(EXERCISE OBJECTIVE)
The data below should be restated word for word, with every picture omitted.

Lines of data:
▽
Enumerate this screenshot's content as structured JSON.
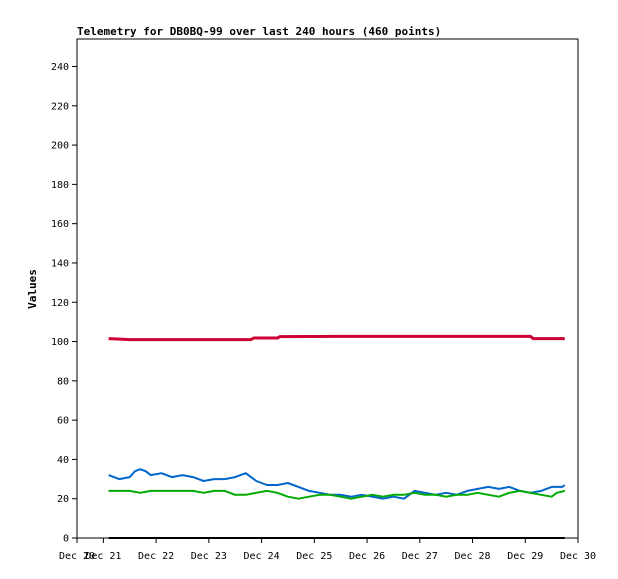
{
  "chart_data": {
    "type": "line",
    "title": "Telemetry for DB0BQ-99 over last 240 hours (460 points)",
    "xlabel": "",
    "ylabel": "Values",
    "ylim": [
      0,
      254
    ],
    "xlim": [
      0,
      9.5
    ],
    "yticks": [
      0,
      20,
      40,
      60,
      80,
      100,
      120,
      140,
      160,
      180,
      200,
      220,
      240
    ],
    "xtick_labels": [
      "Dec 20",
      "Dec 21",
      "Dec 22",
      "Dec 23",
      "Dec 24",
      "Dec 25",
      "Dec 26",
      "Dec 27",
      "Dec 28",
      "Dec 29",
      "Dec 30"
    ],
    "grid": false,
    "legend": "none",
    "series": [
      {
        "color": "#cc0033",
        "points": [
          [
            0.6,
            101.5
          ],
          [
            1.0,
            101.0
          ],
          [
            2.0,
            101.0
          ],
          [
            3.0,
            101.0
          ],
          [
            3.3,
            101.0
          ],
          [
            3.35,
            101.8
          ],
          [
            3.8,
            101.8
          ],
          [
            3.85,
            102.5
          ],
          [
            5.0,
            102.6
          ],
          [
            6.0,
            102.6
          ],
          [
            7.0,
            102.6
          ],
          [
            8.0,
            102.6
          ],
          [
            8.6,
            102.6
          ],
          [
            8.65,
            101.5
          ],
          [
            9.25,
            101.5
          ]
        ]
      },
      {
        "color": "#0066cc",
        "points": [
          [
            0.6,
            32
          ],
          [
            0.8,
            30
          ],
          [
            1.0,
            31
          ],
          [
            1.1,
            34
          ],
          [
            1.2,
            35
          ],
          [
            1.3,
            34
          ],
          [
            1.4,
            32
          ],
          [
            1.6,
            33
          ],
          [
            1.8,
            31
          ],
          [
            2.0,
            32
          ],
          [
            2.2,
            31
          ],
          [
            2.4,
            29
          ],
          [
            2.6,
            30
          ],
          [
            2.8,
            30
          ],
          [
            3.0,
            31
          ],
          [
            3.1,
            32
          ],
          [
            3.2,
            33
          ],
          [
            3.3,
            31
          ],
          [
            3.4,
            29
          ],
          [
            3.6,
            27
          ],
          [
            3.8,
            27
          ],
          [
            4.0,
            28
          ],
          [
            4.2,
            26
          ],
          [
            4.4,
            24
          ],
          [
            4.6,
            23
          ],
          [
            4.8,
            22
          ],
          [
            5.0,
            22
          ],
          [
            5.2,
            21
          ],
          [
            5.4,
            22
          ],
          [
            5.6,
            21
          ],
          [
            5.8,
            20
          ],
          [
            6.0,
            21
          ],
          [
            6.2,
            20
          ],
          [
            6.4,
            24
          ],
          [
            6.6,
            23
          ],
          [
            6.8,
            22
          ],
          [
            7.0,
            23
          ],
          [
            7.2,
            22
          ],
          [
            7.4,
            24
          ],
          [
            7.6,
            25
          ],
          [
            7.8,
            26
          ],
          [
            8.0,
            25
          ],
          [
            8.2,
            26
          ],
          [
            8.4,
            24
          ],
          [
            8.6,
            23
          ],
          [
            8.8,
            24
          ],
          [
            9.0,
            26
          ],
          [
            9.2,
            26
          ],
          [
            9.25,
            27
          ]
        ]
      },
      {
        "color": "#00aa00",
        "points": [
          [
            0.6,
            24
          ],
          [
            1.0,
            24
          ],
          [
            1.2,
            23
          ],
          [
            1.4,
            24
          ],
          [
            1.8,
            24
          ],
          [
            2.2,
            24
          ],
          [
            2.4,
            23
          ],
          [
            2.6,
            24
          ],
          [
            2.8,
            24
          ],
          [
            3.0,
            22
          ],
          [
            3.2,
            22
          ],
          [
            3.4,
            23
          ],
          [
            3.6,
            24
          ],
          [
            3.8,
            23
          ],
          [
            4.0,
            21
          ],
          [
            4.2,
            20
          ],
          [
            4.4,
            21
          ],
          [
            4.6,
            22
          ],
          [
            4.8,
            22
          ],
          [
            5.0,
            21
          ],
          [
            5.2,
            20
          ],
          [
            5.4,
            21
          ],
          [
            5.6,
            22
          ],
          [
            5.8,
            21
          ],
          [
            6.0,
            22
          ],
          [
            6.2,
            22
          ],
          [
            6.4,
            23
          ],
          [
            6.6,
            22
          ],
          [
            6.8,
            22
          ],
          [
            7.0,
            21
          ],
          [
            7.2,
            22
          ],
          [
            7.4,
            22
          ],
          [
            7.6,
            23
          ],
          [
            7.8,
            22
          ],
          [
            8.0,
            21
          ],
          [
            8.2,
            23
          ],
          [
            8.4,
            24
          ],
          [
            8.6,
            23
          ],
          [
            8.8,
            22
          ],
          [
            9.0,
            21
          ],
          [
            9.1,
            23
          ],
          [
            9.25,
            24
          ]
        ]
      },
      {
        "color": "#000000",
        "points": [
          [
            0.6,
            0
          ],
          [
            9.25,
            0
          ]
        ]
      }
    ]
  }
}
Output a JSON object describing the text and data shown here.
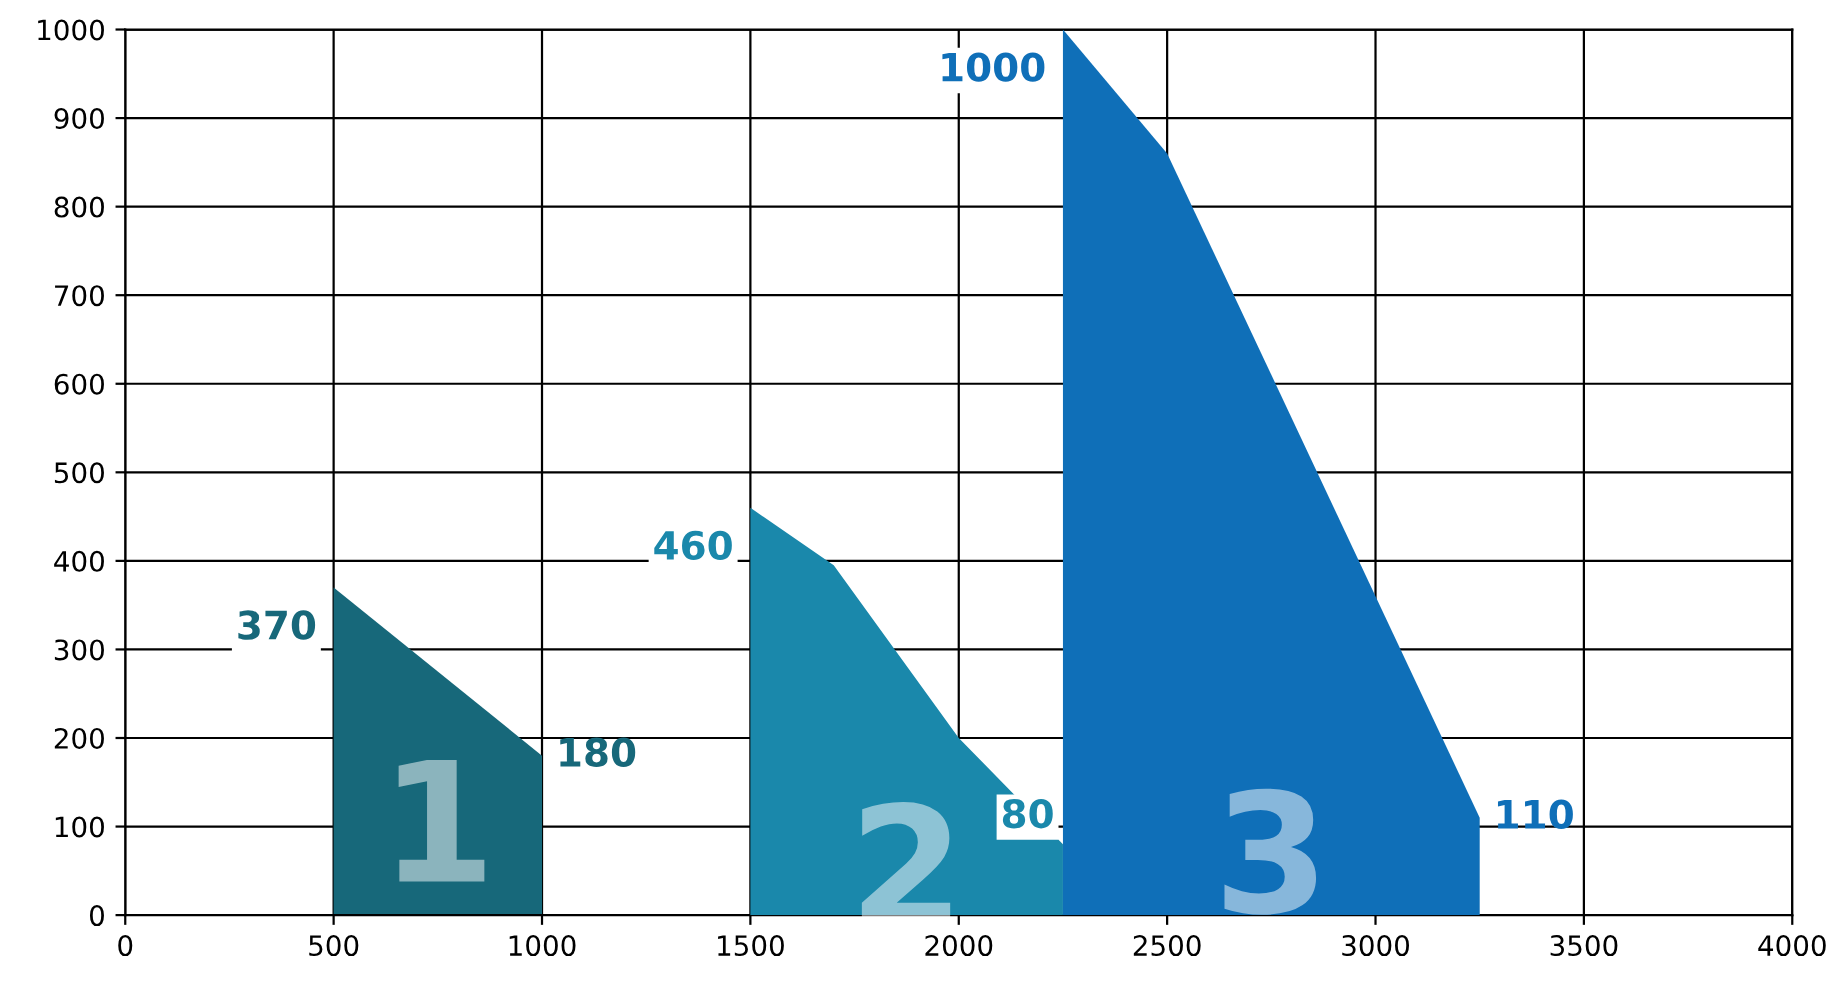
{
  "chart_data": {
    "type": "area",
    "xlim": [
      0,
      4000
    ],
    "ylim": [
      0,
      1000
    ],
    "xticks": [
      0,
      500,
      1000,
      1500,
      2000,
      2500,
      3000,
      3500,
      4000
    ],
    "yticks": [
      0,
      100,
      200,
      300,
      400,
      500,
      600,
      700,
      800,
      900,
      1000
    ],
    "grid": true,
    "legend": false,
    "series": [
      {
        "name": "1",
        "color": "#17687a",
        "x": [
          500,
          1000
        ],
        "values": [
          370,
          180
        ],
        "value_labels": [
          "370",
          "180"
        ]
      },
      {
        "name": "2",
        "color": "#1a88ab",
        "x": [
          1500,
          1700,
          2000,
          2250
        ],
        "values": [
          460,
          395,
          200,
          80
        ],
        "value_labels": [
          "460",
          null,
          null,
          "80"
        ]
      },
      {
        "name": "3",
        "color": "#0f6fb8",
        "x": [
          2250,
          2500,
          3250
        ],
        "values": [
          1000,
          860,
          110
        ],
        "value_labels": [
          "1000",
          null,
          "110"
        ]
      }
    ]
  }
}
△
(WRITTEN SOLUTION)
Enumerate this screenshot's content as structured JSON.
{
  "chart_data": {
    "type": "line",
    "title": "Telemetry for DB0BQ-99 over last 240 hours (460 points)",
    "xlabel": "",
    "ylabel": "Values",
    "ylim": [
      0,
      254
    ],
    "xlim": [
      0,
      9.5
    ],
    "yticks": [
      0,
      20,
      40,
      60,
      80,
      100,
      120,
      140,
      160,
      180,
      200,
      220,
      240
    ],
    "xtick_labels": [
      "Dec 20",
      "Dec 21",
      "Dec 22",
      "Dec 23",
      "Dec 24",
      "Dec 25",
      "Dec 26",
      "Dec 27",
      "Dec 28",
      "Dec 29",
      "Dec 30"
    ],
    "grid": false,
    "legend": "none",
    "series": [
      {
        "color": "#cc0033",
        "points": [
          [
            0.6,
            101.5
          ],
          [
            1.0,
            101.0
          ],
          [
            2.0,
            101.0
          ],
          [
            3.0,
            101.0
          ],
          [
            3.3,
            101.0
          ],
          [
            3.35,
            101.8
          ],
          [
            3.8,
            101.8
          ],
          [
            3.85,
            102.5
          ],
          [
            5.0,
            102.6
          ],
          [
            6.0,
            102.6
          ],
          [
            7.0,
            102.6
          ],
          [
            8.0,
            102.6
          ],
          [
            8.6,
            102.6
          ],
          [
            8.65,
            101.5
          ],
          [
            9.25,
            101.5
          ]
        ]
      },
      {
        "color": "#0066cc",
        "points": [
          [
            0.6,
            32
          ],
          [
            0.8,
            30
          ],
          [
            1.0,
            31
          ],
          [
            1.1,
            34
          ],
          [
            1.2,
            35
          ],
          [
            1.3,
            34
          ],
          [
            1.4,
            32
          ],
          [
            1.6,
            33
          ],
          [
            1.8,
            31
          ],
          [
            2.0,
            32
          ],
          [
            2.2,
            31
          ],
          [
            2.4,
            29
          ],
          [
            2.6,
            30
          ],
          [
            2.8,
            30
          ],
          [
            3.0,
            31
          ],
          [
            3.1,
            32
          ],
          [
            3.2,
            33
          ],
          [
            3.3,
            31
          ],
          [
            3.4,
            29
          ],
          [
            3.6,
            27
          ],
          [
            3.8,
            27
          ],
          [
            4.0,
            28
          ],
          [
            4.2,
            26
          ],
          [
            4.4,
            24
          ],
          [
            4.6,
            23
          ],
          [
            4.8,
            22
          ],
          [
            5.0,
            22
          ],
          [
            5.2,
            21
          ],
          [
            5.4,
            22
          ],
          [
            5.6,
            21
          ],
          [
            5.8,
            20
          ],
          [
            6.0,
            21
          ],
          [
            6.2,
            20
          ],
          [
            6.4,
            24
          ],
          [
            6.6,
            23
          ],
          [
            6.8,
            22
          ],
          [
            7.0,
            23
          ],
          [
            7.2,
            22
          ],
          [
            7.4,
            24
          ],
          [
            7.6,
            25
          ],
          [
            7.8,
            26
          ],
          [
            8.0,
            25
          ],
          [
            8.2,
            26
          ],
          [
            8.4,
            24
          ],
          [
            8.6,
            23
          ],
          [
            8.8,
            24
          ],
          [
            9.0,
            26
          ],
          [
            9.2,
            26
          ],
          [
            9.25,
            27
          ]
        ]
      },
      {
        "color": "#00aa00",
        "points": [
          [
            0.6,
            24
          ],
          [
            1.0,
            24
          ],
          [
            1.2,
            23
          ],
          [
            1.4,
            24
          ],
          [
            1.8,
            24
          ],
          [
            2.2,
            24
          ],
          [
            2.4,
            23
          ],
          [
            2.6,
            24
          ],
          [
            2.8,
            24
          ],
          [
            3.0,
            22
          ],
          [
            3.2,
            22
          ],
          [
            3.4,
            23
          ],
          [
            3.6,
            24
          ],
          [
            3.8,
            23
          ],
          [
            4.0,
            21
          ],
          [
            4.2,
            20
          ],
          [
            4.4,
            21
          ],
          [
            4.6,
            22
          ],
          [
            4.8,
            22
          ],
          [
            5.0,
            21
          ],
          [
            5.2,
            20
          ],
          [
            5.4,
            21
          ],
          [
            5.6,
            22
          ],
          [
            5.8,
            21
          ],
          [
            6.0,
            22
          ],
          [
            6.2,
            22
          ],
          [
            6.4,
            23
          ],
          [
            6.6,
            22
          ],
          [
            6.8,
            22
          ],
          [
            7.0,
            21
          ],
          [
            7.2,
            22
          ],
          [
            7.4,
            22
          ],
          [
            7.6,
            23
          ],
          [
            7.8,
            22
          ],
          [
            8.0,
            21
          ],
          [
            8.2,
            23
          ],
          [
            8.4,
            24
          ],
          [
            8.6,
            23
          ],
          [
            8.8,
            22
          ],
          [
            9.0,
            21
          ],
          [
            9.1,
            23
          ],
          [
            9.25,
            24
          ]
        ]
      },
      {
        "color": "#000000",
        "points": [
          [
            0.6,
            0
          ],
          [
            9.25,
            0
          ]
        ]
      }
    ]
  }
}
Output a JSON object describing the text and data shown here.
{
  "chart_data": {
    "type": "area",
    "xlim": [
      0,
      4000
    ],
    "ylim": [
      0,
      1000
    ],
    "xticks": [
      0,
      500,
      1000,
      1500,
      2000,
      2500,
      3000,
      3500,
      4000
    ],
    "yticks": [
      0,
      100,
      200,
      300,
      400,
      500,
      600,
      700,
      800,
      900,
      1000
    ],
    "grid": true,
    "legend": false,
    "series": [
      {
        "name": "1",
        "color": "#17687a",
        "x": [
          500,
          1000
        ],
        "values": [
          370,
          180
        ],
        "value_labels": [
          "370",
          "180"
        ]
      },
      {
        "name": "2",
        "color": "#1a88ab",
        "x": [
          1500,
          1700,
          2000,
          2250
        ],
        "values": [
          460,
          395,
          200,
          80
        ],
        "value_labels": [
          "460",
          null,
          null,
          "80"
        ]
      },
      {
        "name": "3",
        "color": "#0f6fb8",
        "x": [
          2250,
          2500,
          3250
        ],
        "values": [
          1000,
          860,
          110
        ],
        "value_labels": [
          "1000",
          null,
          "110"
        ]
      }
    ]
  }
}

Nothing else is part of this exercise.